• YOUR OBJECTIVE: Repeat each line exactly, leaving nothing out.

• DATA EXCERPTS:
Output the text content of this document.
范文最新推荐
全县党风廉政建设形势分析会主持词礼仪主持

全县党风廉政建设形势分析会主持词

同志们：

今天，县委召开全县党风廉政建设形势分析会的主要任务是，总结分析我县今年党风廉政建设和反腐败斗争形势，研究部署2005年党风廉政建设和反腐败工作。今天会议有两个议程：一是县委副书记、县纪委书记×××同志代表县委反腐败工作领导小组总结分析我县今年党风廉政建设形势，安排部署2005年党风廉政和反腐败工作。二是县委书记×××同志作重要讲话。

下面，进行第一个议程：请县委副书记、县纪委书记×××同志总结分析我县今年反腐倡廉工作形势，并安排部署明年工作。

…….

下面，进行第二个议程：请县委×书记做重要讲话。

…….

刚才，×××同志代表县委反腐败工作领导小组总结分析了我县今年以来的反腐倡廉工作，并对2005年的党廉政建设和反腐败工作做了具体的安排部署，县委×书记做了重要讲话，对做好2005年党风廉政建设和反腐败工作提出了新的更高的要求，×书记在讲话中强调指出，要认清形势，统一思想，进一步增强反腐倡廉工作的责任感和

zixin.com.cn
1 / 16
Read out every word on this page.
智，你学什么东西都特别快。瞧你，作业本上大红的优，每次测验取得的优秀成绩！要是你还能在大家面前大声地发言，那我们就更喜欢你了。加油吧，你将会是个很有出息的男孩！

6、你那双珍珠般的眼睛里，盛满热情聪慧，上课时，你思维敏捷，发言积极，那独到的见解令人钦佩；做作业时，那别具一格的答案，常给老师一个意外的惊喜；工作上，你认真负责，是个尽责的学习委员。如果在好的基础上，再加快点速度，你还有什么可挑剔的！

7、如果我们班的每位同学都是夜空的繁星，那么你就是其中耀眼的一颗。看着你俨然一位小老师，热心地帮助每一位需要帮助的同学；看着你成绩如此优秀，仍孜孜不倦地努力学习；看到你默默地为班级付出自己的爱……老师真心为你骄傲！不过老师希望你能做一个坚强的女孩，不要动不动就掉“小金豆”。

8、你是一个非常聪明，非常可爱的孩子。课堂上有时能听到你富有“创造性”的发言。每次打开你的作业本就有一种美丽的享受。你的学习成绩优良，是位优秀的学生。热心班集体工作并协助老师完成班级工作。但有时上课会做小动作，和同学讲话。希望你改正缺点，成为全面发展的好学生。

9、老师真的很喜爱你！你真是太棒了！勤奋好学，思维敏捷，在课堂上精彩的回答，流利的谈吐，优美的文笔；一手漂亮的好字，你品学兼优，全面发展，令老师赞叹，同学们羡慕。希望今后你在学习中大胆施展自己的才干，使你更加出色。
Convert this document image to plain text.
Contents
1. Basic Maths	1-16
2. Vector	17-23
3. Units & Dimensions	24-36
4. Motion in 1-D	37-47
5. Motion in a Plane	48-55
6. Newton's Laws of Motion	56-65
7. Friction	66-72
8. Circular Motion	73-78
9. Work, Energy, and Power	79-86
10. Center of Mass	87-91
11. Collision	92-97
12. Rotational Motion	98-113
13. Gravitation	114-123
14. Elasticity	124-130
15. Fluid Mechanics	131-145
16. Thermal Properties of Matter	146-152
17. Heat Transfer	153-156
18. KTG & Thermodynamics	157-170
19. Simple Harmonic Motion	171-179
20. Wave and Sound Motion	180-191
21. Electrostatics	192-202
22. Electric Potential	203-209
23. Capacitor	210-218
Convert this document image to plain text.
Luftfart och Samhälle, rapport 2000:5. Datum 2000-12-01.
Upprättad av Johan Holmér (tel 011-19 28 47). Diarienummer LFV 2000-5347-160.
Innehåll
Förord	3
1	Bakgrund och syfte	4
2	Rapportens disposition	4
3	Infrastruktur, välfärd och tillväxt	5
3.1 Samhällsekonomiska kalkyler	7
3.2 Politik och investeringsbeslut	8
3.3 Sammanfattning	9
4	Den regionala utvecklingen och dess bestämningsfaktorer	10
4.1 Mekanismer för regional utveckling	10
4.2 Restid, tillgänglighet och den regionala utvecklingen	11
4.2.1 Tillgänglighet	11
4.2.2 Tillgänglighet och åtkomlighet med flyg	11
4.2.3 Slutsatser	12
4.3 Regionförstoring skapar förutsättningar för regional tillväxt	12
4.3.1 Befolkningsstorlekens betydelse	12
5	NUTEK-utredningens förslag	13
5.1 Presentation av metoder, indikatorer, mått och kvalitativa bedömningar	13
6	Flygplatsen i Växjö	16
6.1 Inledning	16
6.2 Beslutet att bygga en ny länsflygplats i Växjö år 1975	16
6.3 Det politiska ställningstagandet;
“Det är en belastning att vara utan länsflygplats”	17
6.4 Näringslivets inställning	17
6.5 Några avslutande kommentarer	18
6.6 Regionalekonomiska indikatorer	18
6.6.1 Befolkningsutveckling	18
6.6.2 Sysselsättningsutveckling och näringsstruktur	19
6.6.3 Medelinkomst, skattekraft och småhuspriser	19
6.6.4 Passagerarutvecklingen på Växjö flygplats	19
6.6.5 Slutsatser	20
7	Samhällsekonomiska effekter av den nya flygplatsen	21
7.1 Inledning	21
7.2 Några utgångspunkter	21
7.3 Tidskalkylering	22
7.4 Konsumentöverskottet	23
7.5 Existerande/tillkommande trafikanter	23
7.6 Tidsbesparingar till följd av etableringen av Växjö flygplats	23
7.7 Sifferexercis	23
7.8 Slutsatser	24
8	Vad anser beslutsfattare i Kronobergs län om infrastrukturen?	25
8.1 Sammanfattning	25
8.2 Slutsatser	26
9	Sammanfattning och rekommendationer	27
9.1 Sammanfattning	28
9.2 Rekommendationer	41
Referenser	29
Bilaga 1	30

• WRITTEN SOLUTION:
Output the text content of this document.
范文最新推荐
全县党风廉政建设形势分析会主持词礼仪主持

全县党风廉政建设形势分析会主持词

同志们：

今天，县委召开全县党风廉政建设形势分析会的主要任务是，总结分析我县今年党风廉政建设和反腐败斗争形势，研究部署2005年党风廉政建设和反腐败工作。今天会议有两个议程：一是县委副书记、县纪委书记×××同志代表县委反腐败工作领导小组总结分析我县今年党风廉政建设形势，安排部署2005年党风廉政和反腐败工作。二是县委书记×××同志作重要讲话。

下面，进行第一个议程：请县委副书记、县纪委书记×××同志总结分析我县今年反腐倡廉工作形势，并安排部署明年工作。

…….

下面，进行第二个议程：请县委×书记做重要讲话。

…….

刚才，×××同志代表县委反腐败工作领导小组总结分析了我县今年以来的反腐倡廉工作，并对2005年的党廉政建设和反腐败工作做了具体的安排部署，县委×书记做了重要讲话，对做好2005年党风廉政建设和反腐败工作提出了新的更高的要求，×书记在讲话中强调指出，要认清形势，统一思想，进一步增强反腐倡廉工作的责任感和

zixin.com.cn
1 / 16
Read out every word on this page.
智，你学什么东西都特别快。瞧你，作业本上大红的优，每次测验取得的优秀成绩！要是你还能在大家面前大声地发言，那我们就更喜欢你了。加油吧，你将会是个很有出息的男孩！

6、你那双珍珠般的眼睛里，盛满热情聪慧，上课时，你思维敏捷，发言积极，那独到的见解令人钦佩；做作业时，那别具一格的答案，常给老师一个意外的惊喜；工作上，你认真负责，是个尽责的学习委员。如果在好的基础上，再加快点速度，你还有什么可挑剔的！

7、如果我们班的每位同学都是夜空的繁星，那么你就是其中耀眼的一颗。看着你俨然一位小老师，热心地帮助每一位需要帮助的同学；看着你成绩如此优秀，仍孜孜不倦地努力学习；看到你默默地为班级付出自己的爱……老师真心为你骄傲！不过老师希望你能做一个坚强的女孩，不要动不动就掉“小金豆”。

8、你是一个非常聪明，非常可爱的孩子。课堂上有时能听到你富有“创造性”的发言。每次打开你的作业本就有一种美丽的享受。你的学习成绩优良，是位优秀的学生。热心班集体工作并协助老师完成班级工作。但有时上课会做小动作，和同学讲话。希望你改正缺点，成为全面发展的好学生。

9、老师真的很喜爱你！你真是太棒了！勤奋好学，思维敏捷，在课堂上精彩的回答，流利的谈吐，优美的文笔；一手漂亮的好字，你品学兼优，全面发展，令老师赞叹，同学们羡慕。希望今后你在学习中大胆施展自己的才干，使你更加出色。
Convert this document image to plain text.
Contents
1. Basic Maths	1-16
2. Vector	17-23
3. Units & Dimensions	24-36
4. Motion in 1-D	37-47
5. Motion in a Plane	48-55
6. Newton's Laws of Motion	56-65
7. Friction	66-72
8. Circular Motion	73-78
9. Work, Energy, and Power	79-86
10. Center of Mass	87-91
11. Collision	92-97
12. Rotational Motion	98-113
13. Gravitation	114-123
14. Elasticity	124-130
15. Fluid Mechanics	131-145
16. Thermal Properties of Matter	146-152
17. Heat Transfer	153-156
18. KTG & Thermodynamics	157-170
19. Simple Harmonic Motion	171-179
20. Wave and Sound Motion	180-191
21. Electrostatics	192-202
22. Electric Potential	203-209
23. Capacitor	210-218
Convert this document image to plain text.
Luftfart och Samhälle, rapport 2000:5. Datum 2000-12-01.
Upprättad av Johan Holmér (tel 011-19 28 47). Diarienummer LFV 2000-5347-160.
Innehåll
Förord	3
1	Bakgrund och syfte	4
2	Rapportens disposition	4
3	Infrastruktur, välfärd och tillväxt	5
3.1 Samhällsekonomiska kalkyler	7
3.2 Politik och investeringsbeslut	8
3.3 Sammanfattning	9
4	Den regionala utvecklingen och dess bestämningsfaktorer	10
4.1 Mekanismer för regional utveckling	10
4.2 Restid, tillgänglighet och den regionala utvecklingen	11
4.2.1 Tillgänglighet	11
4.2.2 Tillgänglighet och åtkomlighet med flyg	11
4.2.3 Slutsatser	12
4.3 Regionförstoring skapar förutsättningar för regional tillväxt	12
4.3.1 Befolkningsstorlekens betydelse	12
5	NUTEK-utredningens förslag	13
5.1 Presentation av metoder, indikatorer, mått och kvalitativa bedömningar	13
6	Flygplatsen i Växjö	16
6.1 Inledning	16
6.2 Beslutet att bygga en ny länsflygplats i Växjö år 1975	16
6.3 Det politiska ställningstagandet;
“Det är en belastning att vara utan länsflygplats”	17
6.4 Näringslivets inställning	17
6.5 Några avslutande kommentarer	18
6.6 Regionalekonomiska indikatorer	18
6.6.1 Befolkningsutveckling	18
6.6.2 Sysselsättningsutveckling och näringsstruktur	19
6.6.3 Medelinkomst, skattekraft och småhuspriser	19
6.6.4 Passagerarutvecklingen på Växjö flygplats	19
6.6.5 Slutsatser	20
7	Samhällsekonomiska effekter av den nya flygplatsen	21
7.1 Inledning	21
7.2 Några utgångspunkter	21
7.3 Tidskalkylering	22
7.4 Konsumentöverskottet	23
7.5 Existerande/tillkommande trafikanter	23
7.6 Tidsbesparingar till följd av etableringen av Växjö flygplats	23
7.7 Sifferexercis	23
7.8 Slutsatser	24
8	Vad anser beslutsfattare i Kronobergs län om infrastrukturen?	25
8.1 Sammanfattning	25
8.2 Slutsatser	26
9	Sammanfattning och rekommendationer	27
9.1 Sammanfattning	28
9.2 Rekommendationer	41
Referenser	29
Bilaga 1	30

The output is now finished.